■ **What the exercise asks**
Go through the entries below, tally each line with the string "have", and give the final number by itself.

■ **Material provided**
· · · ·

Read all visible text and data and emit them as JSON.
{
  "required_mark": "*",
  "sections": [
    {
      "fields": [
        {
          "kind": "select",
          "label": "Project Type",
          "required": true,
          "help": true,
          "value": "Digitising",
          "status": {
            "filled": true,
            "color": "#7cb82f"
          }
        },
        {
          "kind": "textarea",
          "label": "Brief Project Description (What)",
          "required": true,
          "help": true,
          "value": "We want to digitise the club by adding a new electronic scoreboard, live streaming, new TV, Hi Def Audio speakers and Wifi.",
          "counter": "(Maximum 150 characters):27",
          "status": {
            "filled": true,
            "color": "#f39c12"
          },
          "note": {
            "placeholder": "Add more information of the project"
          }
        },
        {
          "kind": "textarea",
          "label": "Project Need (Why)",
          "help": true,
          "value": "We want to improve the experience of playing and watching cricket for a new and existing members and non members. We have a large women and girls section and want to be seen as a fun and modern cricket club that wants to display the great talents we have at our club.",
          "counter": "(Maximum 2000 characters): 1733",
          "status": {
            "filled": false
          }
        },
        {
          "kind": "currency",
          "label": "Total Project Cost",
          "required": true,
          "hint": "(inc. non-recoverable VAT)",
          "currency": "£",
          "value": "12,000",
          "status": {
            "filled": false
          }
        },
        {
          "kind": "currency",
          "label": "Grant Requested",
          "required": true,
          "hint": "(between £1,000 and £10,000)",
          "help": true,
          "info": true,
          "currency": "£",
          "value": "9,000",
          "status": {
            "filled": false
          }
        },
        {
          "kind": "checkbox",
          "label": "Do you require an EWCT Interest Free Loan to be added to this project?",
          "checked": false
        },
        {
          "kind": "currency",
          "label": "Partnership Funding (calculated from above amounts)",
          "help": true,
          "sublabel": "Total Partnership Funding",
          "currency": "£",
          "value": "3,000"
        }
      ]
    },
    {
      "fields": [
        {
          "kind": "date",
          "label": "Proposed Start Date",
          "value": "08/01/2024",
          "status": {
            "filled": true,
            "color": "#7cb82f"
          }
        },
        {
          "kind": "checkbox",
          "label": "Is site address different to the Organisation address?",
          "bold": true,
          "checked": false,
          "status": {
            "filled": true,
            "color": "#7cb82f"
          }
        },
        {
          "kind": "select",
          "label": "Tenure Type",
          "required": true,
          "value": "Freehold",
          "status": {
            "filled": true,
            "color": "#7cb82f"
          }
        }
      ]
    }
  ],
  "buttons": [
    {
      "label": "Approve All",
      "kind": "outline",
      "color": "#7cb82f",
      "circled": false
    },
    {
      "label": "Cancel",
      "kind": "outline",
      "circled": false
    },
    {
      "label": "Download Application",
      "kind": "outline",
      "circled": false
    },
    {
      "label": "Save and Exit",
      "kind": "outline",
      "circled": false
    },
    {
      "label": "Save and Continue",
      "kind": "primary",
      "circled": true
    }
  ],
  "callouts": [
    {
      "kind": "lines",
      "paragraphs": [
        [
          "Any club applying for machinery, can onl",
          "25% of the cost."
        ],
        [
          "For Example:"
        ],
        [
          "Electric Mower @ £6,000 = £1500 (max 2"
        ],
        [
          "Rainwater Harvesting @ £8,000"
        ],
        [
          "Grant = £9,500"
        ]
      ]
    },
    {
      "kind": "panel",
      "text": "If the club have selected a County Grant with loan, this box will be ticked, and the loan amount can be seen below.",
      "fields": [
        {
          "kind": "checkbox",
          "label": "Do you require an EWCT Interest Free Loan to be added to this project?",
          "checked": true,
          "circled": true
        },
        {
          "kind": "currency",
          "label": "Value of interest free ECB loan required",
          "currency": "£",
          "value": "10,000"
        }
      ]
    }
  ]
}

· · · ·

■ **Result below**
2